**TASK REQUIREMENTS**.
The records below must be copied in full; omit the images.

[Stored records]

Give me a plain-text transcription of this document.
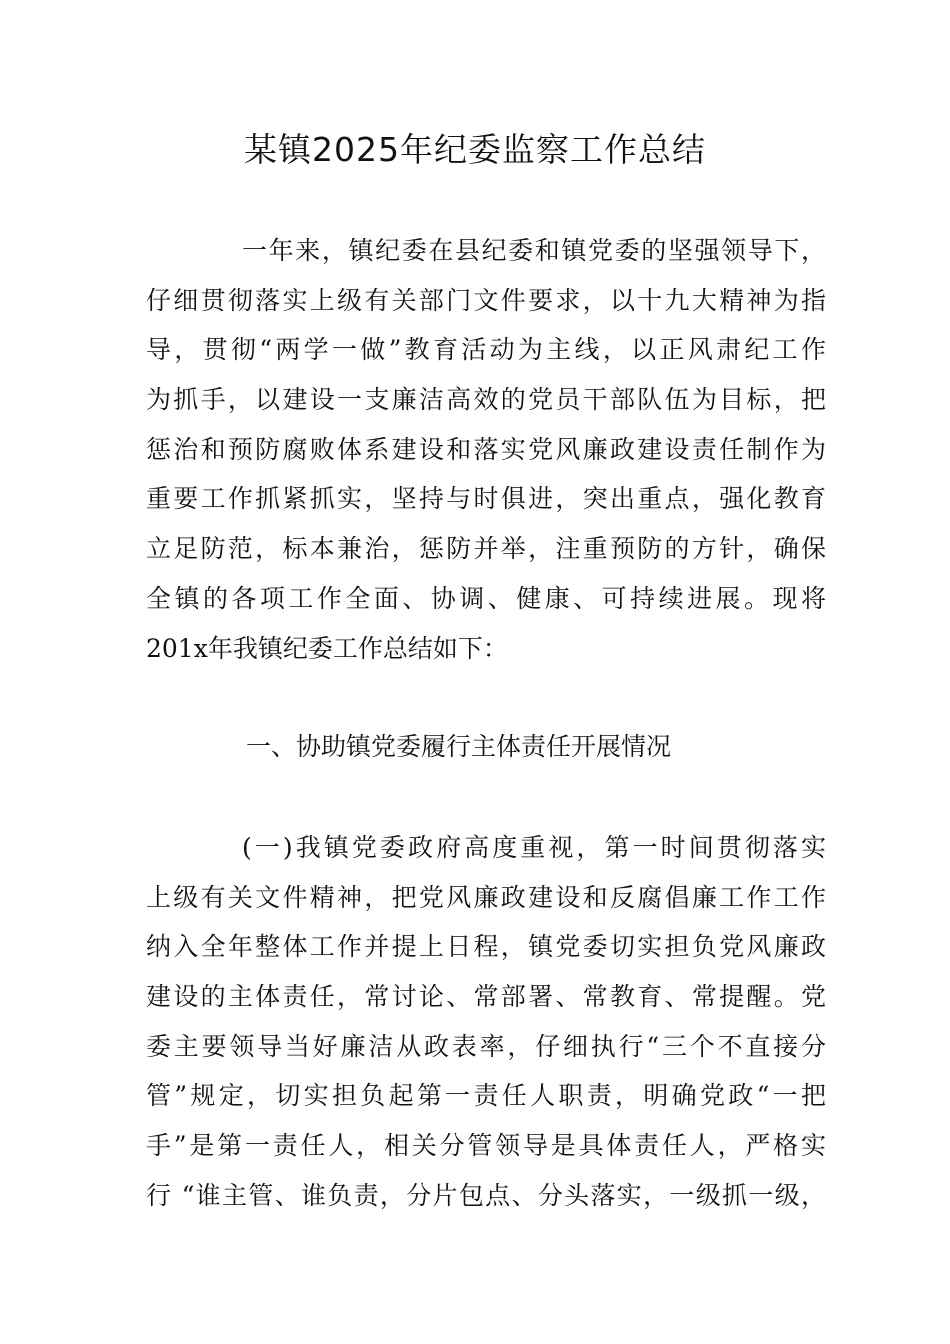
某镇2025年纪委监察工作总结
一年来，镇纪委在县纪委和镇党委的坚强领导下，
仔细贯彻落实上级有关部门文件要求，以十九大精神为指
导，贯彻“两学一做”教育活动为主线，以正风肃纪工作
为抓手，以建设一支廉洁高效的党员干部队伍为目标，把
惩治和预防腐败体系建设和落实党风廉政建设责任制作为
重要工作抓紧抓实，坚持与时俱进，突出重点，强化教育
立足防范，标本兼治，惩防并举，注重预防的方针，确保
全镇的各项工作全面、协调、健康、可持续进展。现将
201x年我镇纪委工作总结如下：
一、协助镇党委履行主体责任开展情况
(一)我镇党委政府高度重视，第一时间贯彻落实
上级有关文件精神，把党风廉政建设和反腐倡廉工作工作
纳入全年整体工作并提上日程，镇党委切实担负党风廉政
建设的主体责任，常讨论、常部署、常教育、常提醒。党
委主要领导当好廉洁从政表率，仔细执行“三个不直接分
管”规定，切实担负起第一责任人职责，明确党政“一把
手”是第一责任人，相关分管领导是具体责任人，严格实
行 “谁主管、谁负责，分片包点、分头落实，一级抓一级，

**FINAL RESULT**.
Give me a plain-text transcription of this document.
某镇2025年纪委监察工作总结
一年来，镇纪委在县纪委和镇党委的坚强领导下，
仔细贯彻落实上级有关部门文件要求，以十九大精神为指
导，贯彻“两学一做”教育活动为主线，以正风肃纪工作
为抓手，以建设一支廉洁高效的党员干部队伍为目标，把
惩治和预防腐败体系建设和落实党风廉政建设责任制作为
重要工作抓紧抓实，坚持与时俱进，突出重点，强化教育
立足防范，标本兼治，惩防并举，注重预防的方针，确保
全镇的各项工作全面、协调、健康、可持续进展。现将
201x年我镇纪委工作总结如下：
一、协助镇党委履行主体责任开展情况
(一)我镇党委政府高度重视，第一时间贯彻落实
上级有关文件精神，把党风廉政建设和反腐倡廉工作工作
纳入全年整体工作并提上日程，镇党委切实担负党风廉政
建设的主体责任，常讨论、常部署、常教育、常提醒。党
委主要领导当好廉洁从政表率，仔细执行“三个不直接分
管”规定，切实担负起第一责任人职责，明确党政“一把
手”是第一责任人，相关分管领导是具体责任人，严格实
行 “谁主管、谁负责，分片包点、分头落实，一级抓一级，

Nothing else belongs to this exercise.